* What to work on
Copy out the entries below in full and exactly.
─── Records provided ───
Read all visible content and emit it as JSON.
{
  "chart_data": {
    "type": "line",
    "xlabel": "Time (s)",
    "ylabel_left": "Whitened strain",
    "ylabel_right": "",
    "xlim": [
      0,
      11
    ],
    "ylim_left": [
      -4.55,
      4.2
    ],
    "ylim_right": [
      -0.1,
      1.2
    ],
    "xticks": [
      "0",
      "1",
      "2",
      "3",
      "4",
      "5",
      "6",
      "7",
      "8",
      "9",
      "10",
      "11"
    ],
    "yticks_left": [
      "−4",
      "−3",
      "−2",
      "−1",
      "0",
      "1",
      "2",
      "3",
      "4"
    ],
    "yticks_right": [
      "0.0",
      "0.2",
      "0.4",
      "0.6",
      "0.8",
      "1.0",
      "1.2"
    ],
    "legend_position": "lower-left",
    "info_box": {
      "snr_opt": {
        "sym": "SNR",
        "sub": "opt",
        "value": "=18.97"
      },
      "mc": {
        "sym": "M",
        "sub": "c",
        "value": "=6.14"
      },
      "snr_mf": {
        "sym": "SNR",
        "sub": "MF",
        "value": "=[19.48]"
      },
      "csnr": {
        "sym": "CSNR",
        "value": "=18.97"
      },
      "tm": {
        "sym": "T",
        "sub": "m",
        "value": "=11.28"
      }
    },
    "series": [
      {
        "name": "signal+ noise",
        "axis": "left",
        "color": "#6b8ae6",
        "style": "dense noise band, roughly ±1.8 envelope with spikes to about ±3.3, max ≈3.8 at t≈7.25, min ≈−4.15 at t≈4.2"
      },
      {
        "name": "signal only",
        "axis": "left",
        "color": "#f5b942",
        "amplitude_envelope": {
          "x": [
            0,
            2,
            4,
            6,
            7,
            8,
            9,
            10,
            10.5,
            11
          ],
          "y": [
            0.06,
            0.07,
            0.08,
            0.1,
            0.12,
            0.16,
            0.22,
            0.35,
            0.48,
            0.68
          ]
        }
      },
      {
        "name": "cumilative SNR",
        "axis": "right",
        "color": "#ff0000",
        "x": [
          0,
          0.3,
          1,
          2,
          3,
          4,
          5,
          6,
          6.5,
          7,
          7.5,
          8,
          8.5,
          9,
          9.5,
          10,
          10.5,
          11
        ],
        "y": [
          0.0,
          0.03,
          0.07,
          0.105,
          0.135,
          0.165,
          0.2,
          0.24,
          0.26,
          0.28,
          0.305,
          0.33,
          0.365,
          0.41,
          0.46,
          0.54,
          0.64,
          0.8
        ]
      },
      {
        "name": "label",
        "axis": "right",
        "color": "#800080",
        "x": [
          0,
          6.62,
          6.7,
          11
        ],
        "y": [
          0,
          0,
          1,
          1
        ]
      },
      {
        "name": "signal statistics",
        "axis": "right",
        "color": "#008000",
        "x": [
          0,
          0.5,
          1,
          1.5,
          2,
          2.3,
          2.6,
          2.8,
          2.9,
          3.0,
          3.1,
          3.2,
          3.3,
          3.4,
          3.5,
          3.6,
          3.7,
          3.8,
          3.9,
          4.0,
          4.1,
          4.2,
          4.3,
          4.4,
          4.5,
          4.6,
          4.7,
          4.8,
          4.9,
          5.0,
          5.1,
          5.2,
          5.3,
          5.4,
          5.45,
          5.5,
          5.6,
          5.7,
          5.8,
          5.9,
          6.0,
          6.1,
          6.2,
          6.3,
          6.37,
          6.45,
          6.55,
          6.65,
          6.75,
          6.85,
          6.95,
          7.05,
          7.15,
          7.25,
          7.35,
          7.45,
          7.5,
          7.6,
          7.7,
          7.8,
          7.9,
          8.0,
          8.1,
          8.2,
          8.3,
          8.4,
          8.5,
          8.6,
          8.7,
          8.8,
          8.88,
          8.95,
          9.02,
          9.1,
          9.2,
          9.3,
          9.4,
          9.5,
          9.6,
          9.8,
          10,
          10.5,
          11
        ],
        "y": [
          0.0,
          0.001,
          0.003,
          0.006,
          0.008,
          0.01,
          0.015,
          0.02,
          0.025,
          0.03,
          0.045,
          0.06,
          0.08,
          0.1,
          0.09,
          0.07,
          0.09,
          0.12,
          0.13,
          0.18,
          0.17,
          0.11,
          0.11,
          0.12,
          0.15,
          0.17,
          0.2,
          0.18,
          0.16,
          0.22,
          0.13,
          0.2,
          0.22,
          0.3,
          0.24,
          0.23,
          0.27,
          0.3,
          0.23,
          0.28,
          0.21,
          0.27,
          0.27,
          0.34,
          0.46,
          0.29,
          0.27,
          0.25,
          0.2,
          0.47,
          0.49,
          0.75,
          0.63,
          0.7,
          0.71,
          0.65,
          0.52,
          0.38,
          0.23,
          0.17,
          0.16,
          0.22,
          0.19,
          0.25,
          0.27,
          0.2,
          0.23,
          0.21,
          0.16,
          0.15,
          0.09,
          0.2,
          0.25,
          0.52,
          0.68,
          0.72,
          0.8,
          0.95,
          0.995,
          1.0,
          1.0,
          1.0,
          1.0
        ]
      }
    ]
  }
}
───
* Task response
Read all visible content and emit it as JSON.
{
  "chart_data": {
    "type": "line",
    "xlabel": "Time (s)",
    "ylabel_left": "Whitened strain",
    "ylabel_right": "",
    "xlim": [
      0,
      11
    ],
    "ylim_left": [
      -4.55,
      4.2
    ],
    "ylim_right": [
      -0.1,
      1.2
    ],
    "xticks": [
      "0",
      "1",
      "2",
      "3",
      "4",
      "5",
      "6",
      "7",
      "8",
      "9",
      "10",
      "11"
    ],
    "yticks_left": [
      "−4",
      "−3",
      "−2",
      "−1",
      "0",
      "1",
      "2",
      "3",
      "4"
    ],
    "yticks_right": [
      "0.0",
      "0.2",
      "0.4",
      "0.6",
      "0.8",
      "1.0",
      "1.2"
    ],
    "legend_position": "lower-left",
    "info_box": {
      "snr_opt": {
        "sym": "SNR",
        "sub": "opt",
        "value": "=18.97"
      },
      "mc": {
        "sym": "M",
        "sub": "c",
        "value": "=6.14"
      },
      "snr_mf": {
        "sym": "SNR",
        "sub": "MF",
        "value": "=[19.48]"
      },
      "csnr": {
        "sym": "CSNR",
        "value": "=18.97"
      },
      "tm": {
        "sym": "T",
        "sub": "m",
        "value": "=11.28"
      }
    },
    "series": [
      {
        "name": "signal+ noise",
        "axis": "left",
        "color": "#6b8ae6",
        "style": "dense noise band, roughly ±1.8 envelope with spikes to about ±3.3, max ≈3.8 at t≈7.25, min ≈−4.15 at t≈4.2"
      },
      {
        "name": "signal only",
        "axis": "left",
        "color": "#f5b942",
        "amplitude_envelope": {
          "x": [
            0,
            2,
            4,
            6,
            7,
            8,
            9,
            10,
            10.5,
            11
          ],
          "y": [
            0.06,
            0.07,
            0.08,
            0.1,
            0.12,
            0.16,
            0.22,
            0.35,
            0.48,
            0.68
          ]
        }
      },
      {
        "name": "cumilative SNR",
        "axis": "right",
        "color": "#ff0000",
        "x": [
          0,
          0.3,
          1,
          2,
          3,
          4,
          5,
          6,
          6.5,
          7,
          7.5,
          8,
          8.5,
          9,
          9.5,
          10,
          10.5,
          11
        ],
        "y": [
          0.0,
          0.03,
          0.07,
          0.105,
          0.135,
          0.165,
          0.2,
          0.24,
          0.26,
          0.28,
          0.305,
          0.33,
          0.365,
          0.41,
          0.46,
          0.54,
          0.64,
          0.8
        ]
      },
      {
        "name": "label",
        "axis": "right",
        "color": "#800080",
        "x": [
          0,
          6.62,
          6.7,
          11
        ],
        "y": [
          0,
          0,
          1,
          1
        ]
      },
      {
        "name": "signal statistics",
        "axis": "right",
        "color": "#008000",
        "x": [
          0,
          0.5,
          1,
          1.5,
          2,
          2.3,
          2.6,
          2.8,
          2.9,
          3.0,
          3.1,
          3.2,
          3.3,
          3.4,
          3.5,
          3.6,
          3.7,
          3.8,
          3.9,
          4.0,
          4.1,
          4.2,
          4.3,
          4.4,
          4.5,
          4.6,
          4.7,
          4.8,
          4.9,
          5.0,
          5.1,
          5.2,
          5.3,
          5.4,
          5.45,
          5.5,
          5.6,
          5.7,
          5.8,
          5.9,
          6.0,
          6.1,
          6.2,
          6.3,
          6.37,
          6.45,
          6.55,
          6.65,
          6.75,
          6.85,
          6.95,
          7.05,
          7.15,
          7.25,
          7.35,
          7.45,
          7.5,
          7.6,
          7.7,
          7.8,
          7.9,
          8.0,
          8.1,
          8.2,
          8.3,
          8.4,
          8.5,
          8.6,
          8.7,
          8.8,
          8.88,
          8.95,
          9.02,
          9.1,
          9.2,
          9.3,
          9.4,
          9.5,
          9.6,
          9.8,
          10,
          10.5,
          11
        ],
        "y": [
          0.0,
          0.001,
          0.003,
          0.006,
          0.008,
          0.01,
          0.015,
          0.02,
          0.025,
          0.03,
          0.045,
          0.06,
          0.08,
          0.1,
          0.09,
          0.07,
          0.09,
          0.12,
          0.13,
          0.18,
          0.17,
          0.11,
          0.11,
          0.12,
          0.15,
          0.17,
          0.2,
          0.18,
          0.16,
          0.22,
          0.13,
          0.2,
          0.22,
          0.3,
          0.24,
          0.23,
          0.27,
          0.3,
          0.23,
          0.28,
          0.21,
          0.27,
          0.27,
          0.34,
          0.46,
          0.29,
          0.27,
          0.25,
          0.2,
          0.47,
          0.49,
          0.75,
          0.63,
          0.7,
          0.71,
          0.65,
          0.52,
          0.38,
          0.23,
          0.17,
          0.16,
          0.22,
          0.19,
          0.25,
          0.27,
          0.2,
          0.23,
          0.21,
          0.16,
          0.15,
          0.09,
          0.2,
          0.25,
          0.52,
          0.68,
          0.72,
          0.8,
          0.95,
          0.995,
          1.0,
          1.0,
          1.0,
          1.0
        ]
      }
    ]
  }
}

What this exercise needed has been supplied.